-- START OF GIVEN INFORMATION --

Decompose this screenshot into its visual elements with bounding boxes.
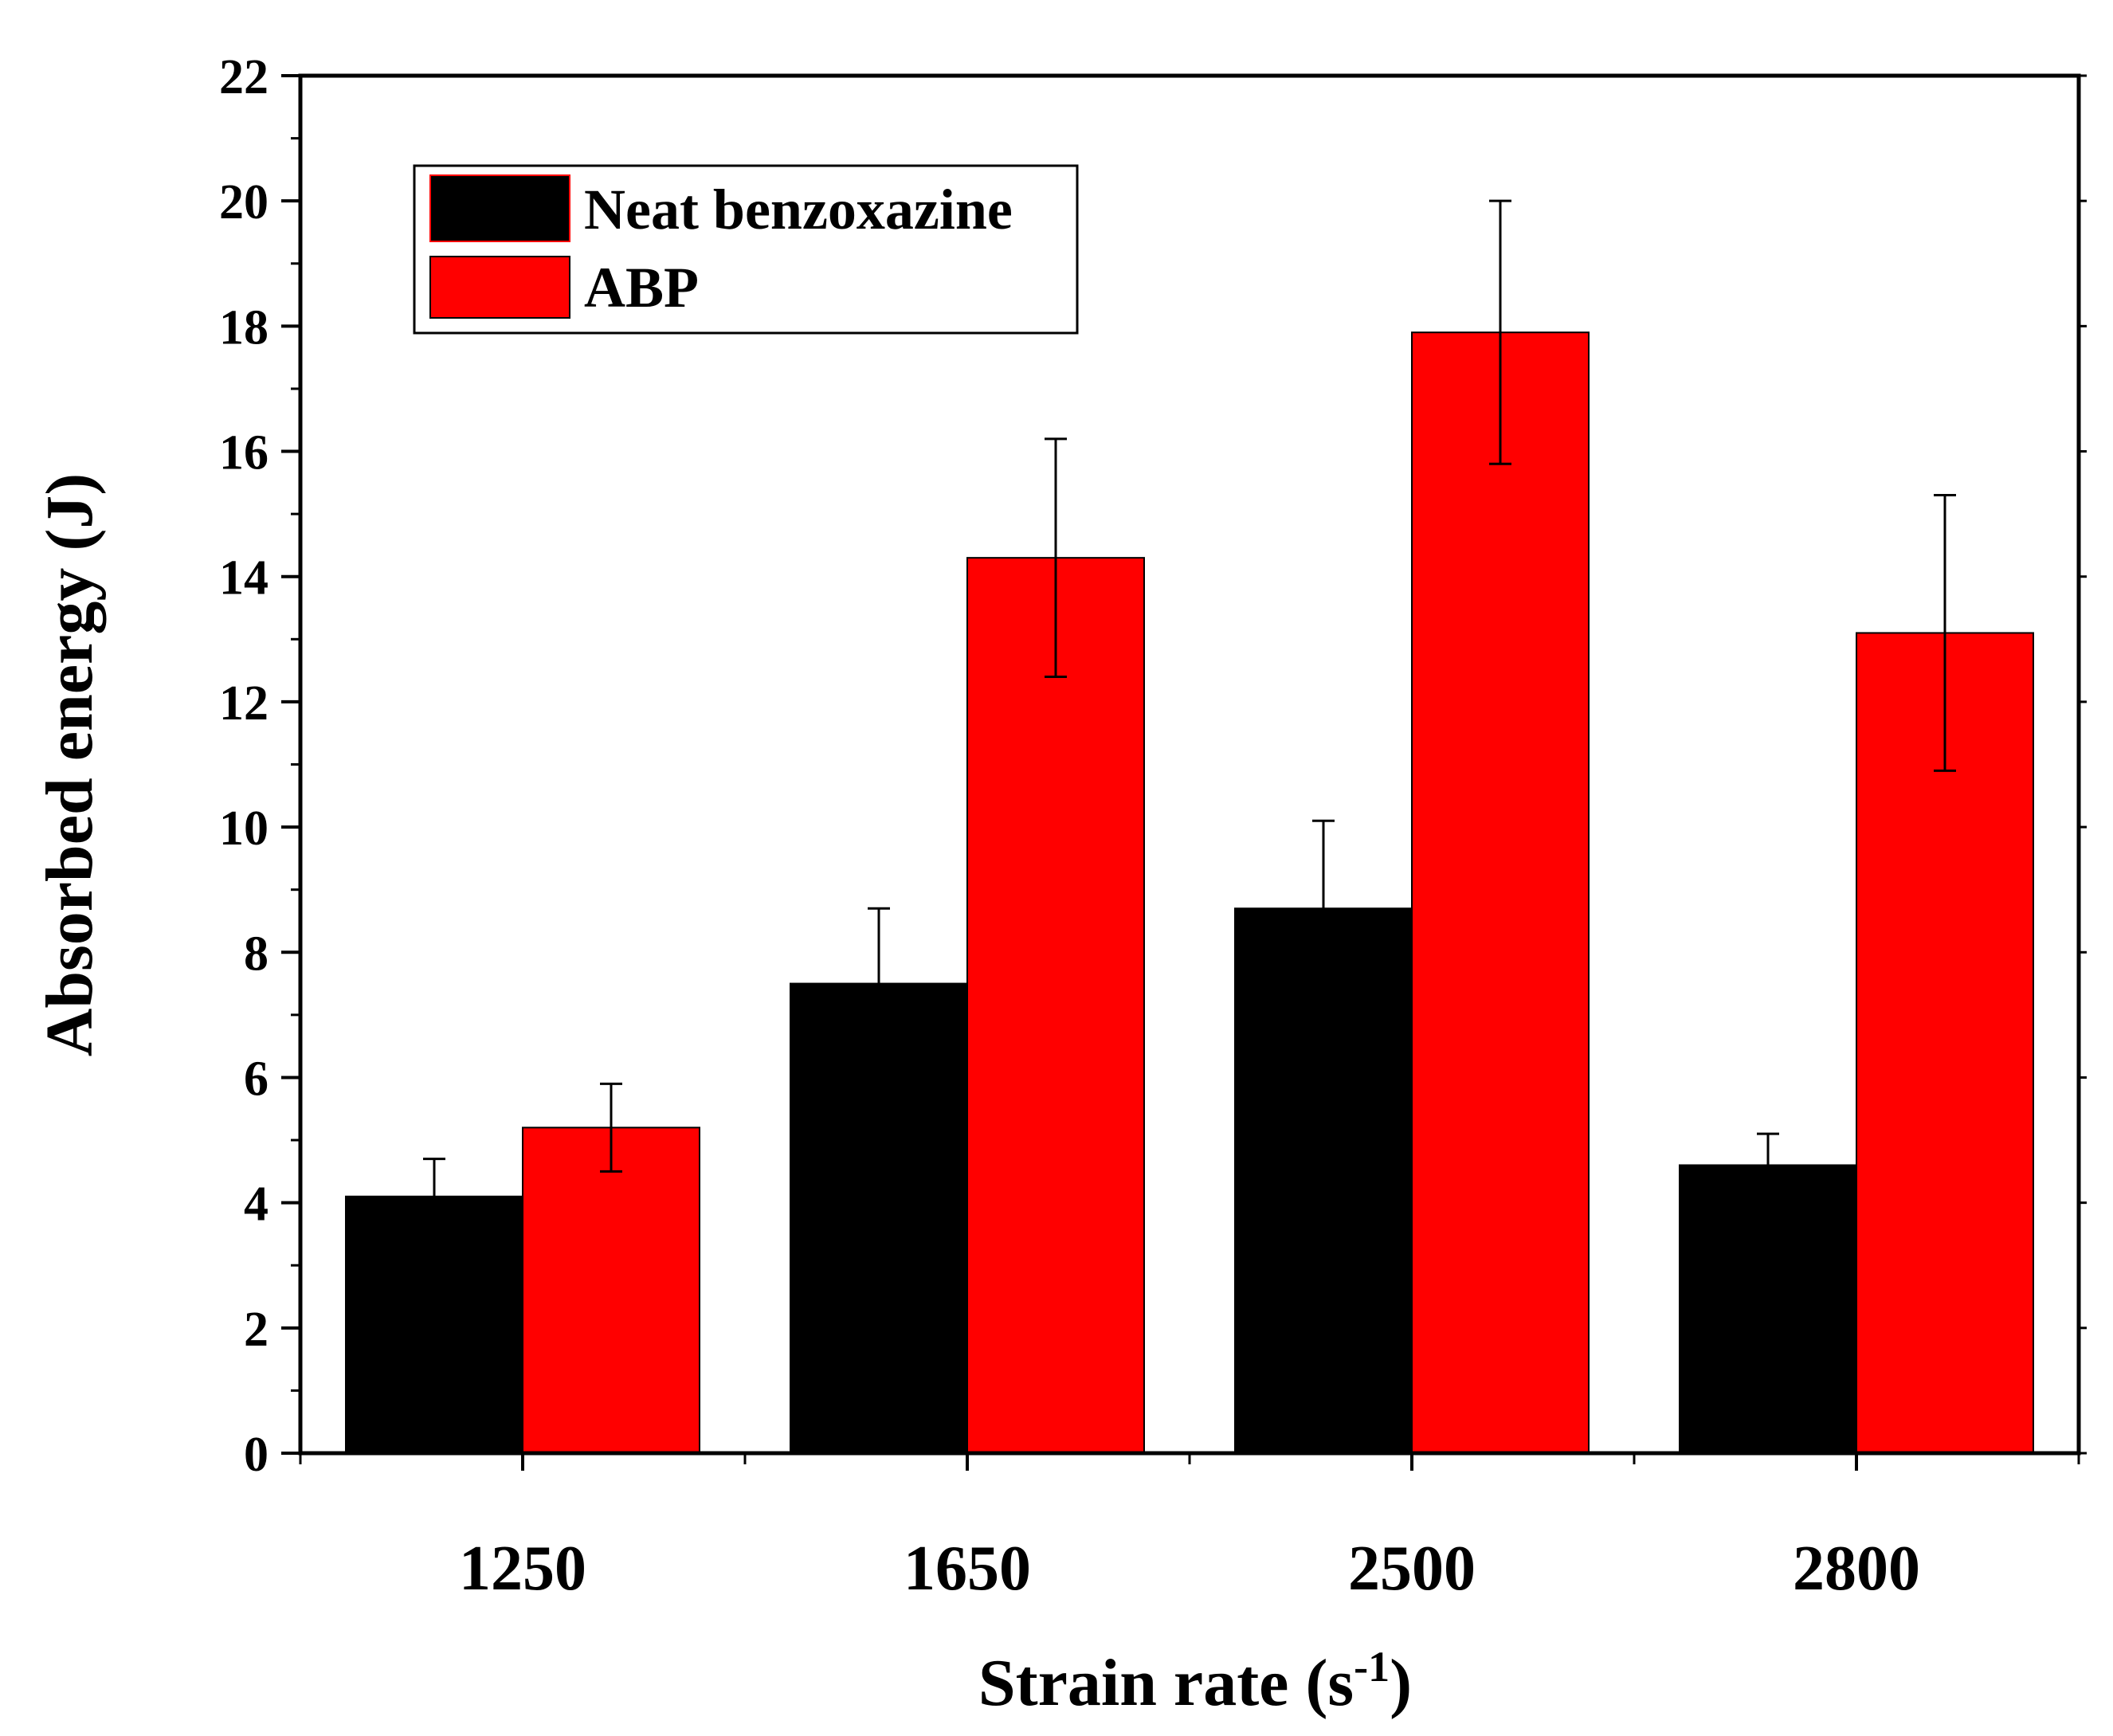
x-tick-label-2800: 2800 (1793, 1534, 1920, 1604)
y-tick-label-18: 18 (219, 300, 269, 355)
y-tick-label-16: 16 (219, 426, 269, 480)
y-tick-label-14: 14 (219, 551, 269, 605)
y-tick-label-4: 4 (244, 1178, 269, 1232)
x-axis-title-superscript: -1 (1354, 1643, 1390, 1691)
y-tick-label-10: 10 (219, 801, 269, 856)
bar-abp-2500 (1411, 331, 1590, 1454)
bars-layer (345, 331, 2034, 1455)
bar-neat-benzoxazine-1250 (345, 1195, 523, 1454)
bar-neat-benzoxazine-2800 (1679, 1164, 1857, 1454)
y-tick-label-12: 12 (219, 676, 269, 731)
x-tick-labels: 1250 1650 2500 2800 (459, 1534, 1920, 1604)
x-axis-title-main: Strain rate (s (978, 1646, 1354, 1720)
legend-label-abp: ABP (584, 256, 699, 319)
y-tick-label-22: 22 (219, 50, 269, 104)
legend-swatch-abp (429, 256, 570, 319)
x-tick-label-1650: 1650 (904, 1534, 1031, 1604)
legend-label-neat-benzoxazine: Neat benzoxazine (584, 178, 1013, 241)
y-axis-title: Absorbed energy (J) (33, 473, 107, 1057)
legend-swatch-neat-benzoxazine (429, 174, 570, 242)
y-tick-label-6: 6 (244, 1052, 269, 1106)
x-axis-title: Strain rate (s-1) (978, 1643, 1412, 1720)
y-tick-label-20: 20 (219, 175, 269, 229)
bar-abp-1250 (522, 1127, 700, 1454)
ticks-layer (281, 74, 2087, 1471)
error-bars-layer (423, 199, 1956, 1236)
x-tick-label-1250: 1250 (459, 1534, 586, 1604)
x-tick-label-2500: 2500 (1348, 1534, 1476, 1604)
bar-neat-benzoxazine-1650 (790, 982, 968, 1455)
legend: Neat benzoxazine ABP (413, 164, 1079, 335)
x-axis-title-suffix: ) (1390, 1646, 1412, 1720)
y-tick-label-2: 2 (244, 1303, 269, 1357)
bar-abp-1650 (966, 557, 1145, 1454)
y-tick-label-8: 8 (244, 927, 269, 981)
y-tick-label-0: 0 (244, 1428, 269, 1482)
y-tick-labels: 0 2 4 6 8 10 12 14 16 18 20 22 (219, 50, 269, 1482)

-- END OF GIVEN INFORMATION --

**WHAT YOU WILL DO:**
Copy out every line of the rows above without any change, and leave the pictures out of your answer.

**FULL OUTPUT:**
Decompose this screenshot into its visual elements with bounding boxes.
x-tick-label-2800: 2800 (1793, 1534, 1920, 1604)
y-tick-label-18: 18 (219, 300, 269, 355)
y-tick-label-16: 16 (219, 426, 269, 480)
y-tick-label-14: 14 (219, 551, 269, 605)
y-tick-label-4: 4 (244, 1178, 269, 1232)
x-axis-title-superscript: -1 (1354, 1643, 1390, 1691)
y-tick-label-10: 10 (219, 801, 269, 856)
bar-abp-2500 (1411, 331, 1590, 1454)
bars-layer (345, 331, 2034, 1455)
bar-neat-benzoxazine-1250 (345, 1195, 523, 1454)
bar-neat-benzoxazine-2800 (1679, 1164, 1857, 1454)
y-tick-label-12: 12 (219, 676, 269, 731)
x-tick-labels: 1250 1650 2500 2800 (459, 1534, 1920, 1604)
x-axis-title-main: Strain rate (s (978, 1646, 1354, 1720)
legend-label-abp: ABP (584, 256, 699, 319)
y-tick-label-22: 22 (219, 50, 269, 104)
legend-swatch-abp (429, 256, 570, 319)
x-tick-label-1650: 1650 (904, 1534, 1031, 1604)
legend-label-neat-benzoxazine: Neat benzoxazine (584, 178, 1013, 241)
y-axis-title: Absorbed energy (J) (33, 473, 107, 1057)
legend-swatch-neat-benzoxazine (429, 174, 570, 242)
y-tick-label-6: 6 (244, 1052, 269, 1106)
x-axis-title: Strain rate (s-1) (978, 1643, 1412, 1720)
y-tick-label-20: 20 (219, 175, 269, 229)
bar-abp-1250 (522, 1127, 700, 1454)
ticks-layer (281, 74, 2087, 1471)
error-bars-layer (423, 199, 1956, 1236)
x-tick-label-1250: 1250 (459, 1534, 586, 1604)
x-tick-label-2500: 2500 (1348, 1534, 1476, 1604)
bar-neat-benzoxazine-1650 (790, 982, 968, 1455)
legend: Neat benzoxazine ABP (413, 164, 1079, 335)
x-axis-title-suffix: ) (1390, 1646, 1412, 1720)
y-tick-label-2: 2 (244, 1303, 269, 1357)
bar-abp-1650 (966, 557, 1145, 1454)
y-tick-label-8: 8 (244, 927, 269, 981)
y-tick-label-0: 0 (244, 1428, 269, 1482)
y-tick-labels: 0 2 4 6 8 10 12 14 16 18 20 22 (219, 50, 269, 1482)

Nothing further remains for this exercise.